Short exercise
Return every entry exactly.

[Dataset items]
###

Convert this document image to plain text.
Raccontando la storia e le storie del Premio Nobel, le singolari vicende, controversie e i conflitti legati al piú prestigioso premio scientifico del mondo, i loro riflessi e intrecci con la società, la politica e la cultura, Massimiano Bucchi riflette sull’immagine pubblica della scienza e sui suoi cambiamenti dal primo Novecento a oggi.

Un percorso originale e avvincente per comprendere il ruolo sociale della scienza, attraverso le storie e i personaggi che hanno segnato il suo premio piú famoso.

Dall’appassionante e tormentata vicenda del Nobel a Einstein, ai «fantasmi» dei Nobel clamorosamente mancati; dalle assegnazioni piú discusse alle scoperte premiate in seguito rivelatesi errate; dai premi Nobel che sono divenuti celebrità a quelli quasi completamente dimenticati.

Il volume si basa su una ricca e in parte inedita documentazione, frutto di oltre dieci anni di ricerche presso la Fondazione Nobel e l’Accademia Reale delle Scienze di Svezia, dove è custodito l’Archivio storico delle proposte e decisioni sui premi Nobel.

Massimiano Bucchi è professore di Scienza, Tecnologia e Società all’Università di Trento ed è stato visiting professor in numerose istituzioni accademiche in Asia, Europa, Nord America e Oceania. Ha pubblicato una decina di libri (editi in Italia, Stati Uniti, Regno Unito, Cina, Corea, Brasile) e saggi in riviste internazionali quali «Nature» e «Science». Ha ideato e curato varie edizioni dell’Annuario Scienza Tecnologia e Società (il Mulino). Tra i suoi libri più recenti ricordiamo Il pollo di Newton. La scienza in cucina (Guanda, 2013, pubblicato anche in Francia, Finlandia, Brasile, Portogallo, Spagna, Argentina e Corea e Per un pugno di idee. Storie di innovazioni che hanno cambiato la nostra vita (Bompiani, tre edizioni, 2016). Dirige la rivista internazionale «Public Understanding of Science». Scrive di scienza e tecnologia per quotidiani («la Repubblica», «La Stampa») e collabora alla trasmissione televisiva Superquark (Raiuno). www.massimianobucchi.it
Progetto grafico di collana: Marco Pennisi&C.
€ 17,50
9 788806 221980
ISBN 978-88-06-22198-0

###

Exercise solution
Convert this document image to plain text.
Raccontando la storia e le storie del Premio Nobel, le singolari vicende, controversie e i conflitti legati al piú prestigioso premio scientifico del mondo, i loro riflessi e intrecci con la società, la politica e la cultura, Massimiano Bucchi riflette sull’immagine pubblica della scienza e sui suoi cambiamenti dal primo Novecento a oggi.

Un percorso originale e avvincente per comprendere il ruolo sociale della scienza, attraverso le storie e i personaggi che hanno segnato il suo premio piú famoso.

Dall’appassionante e tormentata vicenda del Nobel a Einstein, ai «fantasmi» dei Nobel clamorosamente mancati; dalle assegnazioni piú discusse alle scoperte premiate in seguito rivelatesi errate; dai premi Nobel che sono divenuti celebrità a quelli quasi completamente dimenticati.

Il volume si basa su una ricca e in parte inedita documentazione, frutto di oltre dieci anni di ricerche presso la Fondazione Nobel e l’Accademia Reale delle Scienze di Svezia, dove è custodito l’Archivio storico delle proposte e decisioni sui premi Nobel.

Massimiano Bucchi è professore di Scienza, Tecnologia e Società all’Università di Trento ed è stato visiting professor in numerose istituzioni accademiche in Asia, Europa, Nord America e Oceania. Ha pubblicato una decina di libri (editi in Italia, Stati Uniti, Regno Unito, Cina, Corea, Brasile) e saggi in riviste internazionali quali «Nature» e «Science». Ha ideato e curato varie edizioni dell’Annuario Scienza Tecnologia e Società (il Mulino). Tra i suoi libri più recenti ricordiamo Il pollo di Newton. La scienza in cucina (Guanda, 2013, pubblicato anche in Francia, Finlandia, Brasile, Portogallo, Spagna, Argentina e Corea e Per un pugno di idee. Storie di innovazioni che hanno cambiato la nostra vita (Bompiani, tre edizioni, 2016). Dirige la rivista internazionale «Public Understanding of Science». Scrive di scienza e tecnologia per quotidiani («la Repubblica», «La Stampa») e collabora alla trasmissione televisiva Superquark (Raiuno). www.massimianobucchi.it
Progetto grafico di collana: Marco Pennisi&C.
€ 17,50
9 788806 221980
ISBN 978-88-06-22198-0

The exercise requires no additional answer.